**Data records**
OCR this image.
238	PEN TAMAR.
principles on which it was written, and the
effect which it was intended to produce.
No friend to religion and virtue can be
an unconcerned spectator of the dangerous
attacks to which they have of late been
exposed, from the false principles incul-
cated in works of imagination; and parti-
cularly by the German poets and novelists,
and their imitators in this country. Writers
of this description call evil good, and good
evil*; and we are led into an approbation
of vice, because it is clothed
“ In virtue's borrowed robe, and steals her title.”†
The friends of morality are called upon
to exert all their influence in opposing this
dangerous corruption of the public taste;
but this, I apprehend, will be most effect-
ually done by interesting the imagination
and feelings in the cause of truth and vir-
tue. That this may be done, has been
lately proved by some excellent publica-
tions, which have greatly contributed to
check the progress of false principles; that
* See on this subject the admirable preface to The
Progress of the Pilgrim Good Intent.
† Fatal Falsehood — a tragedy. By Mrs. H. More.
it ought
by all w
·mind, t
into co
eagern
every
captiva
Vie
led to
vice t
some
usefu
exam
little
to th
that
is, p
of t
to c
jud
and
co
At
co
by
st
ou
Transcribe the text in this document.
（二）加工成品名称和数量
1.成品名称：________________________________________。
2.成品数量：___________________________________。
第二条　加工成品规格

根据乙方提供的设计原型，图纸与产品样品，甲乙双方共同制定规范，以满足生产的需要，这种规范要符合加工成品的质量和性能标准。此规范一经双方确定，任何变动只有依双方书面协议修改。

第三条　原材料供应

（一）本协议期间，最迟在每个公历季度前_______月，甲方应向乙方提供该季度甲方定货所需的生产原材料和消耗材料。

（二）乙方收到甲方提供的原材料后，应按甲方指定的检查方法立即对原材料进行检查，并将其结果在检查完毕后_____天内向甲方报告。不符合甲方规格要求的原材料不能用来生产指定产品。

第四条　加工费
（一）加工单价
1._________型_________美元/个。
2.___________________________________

**Aim of the task**
From the data above, copy each line that holds "virtue".

**Correct answer**
No friend to religion and virtue can be
“ In virtue's borrowed robe, and steals her title.”†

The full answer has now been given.